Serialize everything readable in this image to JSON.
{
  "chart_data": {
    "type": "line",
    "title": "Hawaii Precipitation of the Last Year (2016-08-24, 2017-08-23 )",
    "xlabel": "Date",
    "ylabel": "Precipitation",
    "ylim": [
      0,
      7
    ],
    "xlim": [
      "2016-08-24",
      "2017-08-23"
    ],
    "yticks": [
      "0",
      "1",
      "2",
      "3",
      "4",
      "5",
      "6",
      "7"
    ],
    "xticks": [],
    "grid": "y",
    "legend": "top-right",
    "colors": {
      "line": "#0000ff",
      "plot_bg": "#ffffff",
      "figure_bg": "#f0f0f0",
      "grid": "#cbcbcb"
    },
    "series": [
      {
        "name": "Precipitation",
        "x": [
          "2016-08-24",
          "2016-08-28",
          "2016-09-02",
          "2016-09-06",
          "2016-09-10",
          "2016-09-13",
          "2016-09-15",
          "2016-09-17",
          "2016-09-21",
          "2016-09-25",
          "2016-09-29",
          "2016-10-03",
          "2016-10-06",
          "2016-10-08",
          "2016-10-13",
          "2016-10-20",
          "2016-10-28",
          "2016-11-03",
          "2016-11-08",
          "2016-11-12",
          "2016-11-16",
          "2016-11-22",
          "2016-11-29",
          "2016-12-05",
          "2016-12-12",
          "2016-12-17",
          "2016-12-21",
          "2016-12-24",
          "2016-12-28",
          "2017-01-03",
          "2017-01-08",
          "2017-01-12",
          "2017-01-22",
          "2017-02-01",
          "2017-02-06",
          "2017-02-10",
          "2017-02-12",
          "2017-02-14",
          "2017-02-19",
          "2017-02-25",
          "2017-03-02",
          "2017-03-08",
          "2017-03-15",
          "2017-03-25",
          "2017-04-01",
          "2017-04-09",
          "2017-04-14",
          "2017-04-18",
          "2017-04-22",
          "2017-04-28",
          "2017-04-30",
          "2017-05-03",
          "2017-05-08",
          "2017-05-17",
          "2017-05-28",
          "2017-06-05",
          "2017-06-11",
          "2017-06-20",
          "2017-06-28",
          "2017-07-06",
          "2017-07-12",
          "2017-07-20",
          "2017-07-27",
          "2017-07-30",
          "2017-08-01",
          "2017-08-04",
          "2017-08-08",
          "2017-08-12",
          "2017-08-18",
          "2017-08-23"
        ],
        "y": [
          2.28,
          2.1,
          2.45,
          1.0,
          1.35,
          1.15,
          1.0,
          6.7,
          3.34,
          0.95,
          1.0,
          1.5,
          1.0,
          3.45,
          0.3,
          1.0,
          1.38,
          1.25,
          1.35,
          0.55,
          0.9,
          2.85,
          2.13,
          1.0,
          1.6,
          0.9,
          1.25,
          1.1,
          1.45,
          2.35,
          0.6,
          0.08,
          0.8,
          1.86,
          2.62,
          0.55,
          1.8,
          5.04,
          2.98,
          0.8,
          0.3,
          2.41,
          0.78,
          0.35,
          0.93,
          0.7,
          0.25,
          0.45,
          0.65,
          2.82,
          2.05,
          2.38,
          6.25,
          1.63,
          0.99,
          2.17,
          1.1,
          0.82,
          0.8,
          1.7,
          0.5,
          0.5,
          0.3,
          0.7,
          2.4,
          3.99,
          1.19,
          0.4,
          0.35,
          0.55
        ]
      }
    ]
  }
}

# # # # #

Your goal: Faithfully copy every entry, leaving nothing out.

Exercise solution:
Serialize everything readable in this image to JSON.
{
  "chart_data": {
    "type": "line",
    "title": "Hawaii Precipitation of the Last Year (2016-08-24, 2017-08-23 )",
    "xlabel": "Date",
    "ylabel": "Precipitation",
    "ylim": [
      0,
      7
    ],
    "xlim": [
      "2016-08-24",
      "2017-08-23"
    ],
    "yticks": [
      "0",
      "1",
      "2",
      "3",
      "4",
      "5",
      "6",
      "7"
    ],
    "xticks": [],
    "grid": "y",
    "legend": "top-right",
    "colors": {
      "line": "#0000ff",
      "plot_bg": "#ffffff",
      "figure_bg": "#f0f0f0",
      "grid": "#cbcbcb"
    },
    "series": [
      {
        "name": "Precipitation",
        "x": [
          "2016-08-24",
          "2016-08-28",
          "2016-09-02",
          "2016-09-06",
          "2016-09-10",
          "2016-09-13",
          "2016-09-15",
          "2016-09-17",
          "2016-09-21",
          "2016-09-25",
          "2016-09-29",
          "2016-10-03",
          "2016-10-06",
          "2016-10-08",
          "2016-10-13",
          "2016-10-20",
          "2016-10-28",
          "2016-11-03",
          "2016-11-08",
          "2016-11-12",
          "2016-11-16",
          "2016-11-22",
          "2016-11-29",
          "2016-12-05",
          "2016-12-12",
          "2016-12-17",
          "2016-12-21",
          "2016-12-24",
          "2016-12-28",
          "2017-01-03",
          "2017-01-08",
          "2017-01-12",
          "2017-01-22",
          "2017-02-01",
          "2017-02-06",
          "2017-02-10",
          "2017-02-12",
          "2017-02-14",
          "2017-02-19",
          "2017-02-25",
          "2017-03-02",
          "2017-03-08",
          "2017-03-15",
          "2017-03-25",
          "2017-04-01",
          "2017-04-09",
          "2017-04-14",
          "2017-04-18",
          "2017-04-22",
          "2017-04-28",
          "2017-04-30",
          "2017-05-03",
          "2017-05-08",
          "2017-05-17",
          "2017-05-28",
          "2017-06-05",
          "2017-06-11",
          "2017-06-20",
          "2017-06-28",
          "2017-07-06",
          "2017-07-12",
          "2017-07-20",
          "2017-07-27",
          "2017-07-30",
          "2017-08-01",
          "2017-08-04",
          "2017-08-08",
          "2017-08-12",
          "2017-08-18",
          "2017-08-23"
        ],
        "y": [
          2.28,
          2.1,
          2.45,
          1.0,
          1.35,
          1.15,
          1.0,
          6.7,
          3.34,
          0.95,
          1.0,
          1.5,
          1.0,
          3.45,
          0.3,
          1.0,
          1.38,
          1.25,
          1.35,
          0.55,
          0.9,
          2.85,
          2.13,
          1.0,
          1.6,
          0.9,
          1.25,
          1.1,
          1.45,
          2.35,
          0.6,
          0.08,
          0.8,
          1.86,
          2.62,
          0.55,
          1.8,
          5.04,
          2.98,
          0.8,
          0.3,
          2.41,
          0.78,
          0.35,
          0.93,
          0.7,
          0.25,
          0.45,
          0.65,
          2.82,
          2.05,
          2.38,
          6.25,
          1.63,
          0.99,
          2.17,
          1.1,
          0.82,
          0.8,
          1.7,
          0.5,
          0.5,
          0.3,
          0.7,
          2.4,
          3.99,
          1.19,
          0.4,
          0.35,
          0.55
        ]
      }
    ]
  }
}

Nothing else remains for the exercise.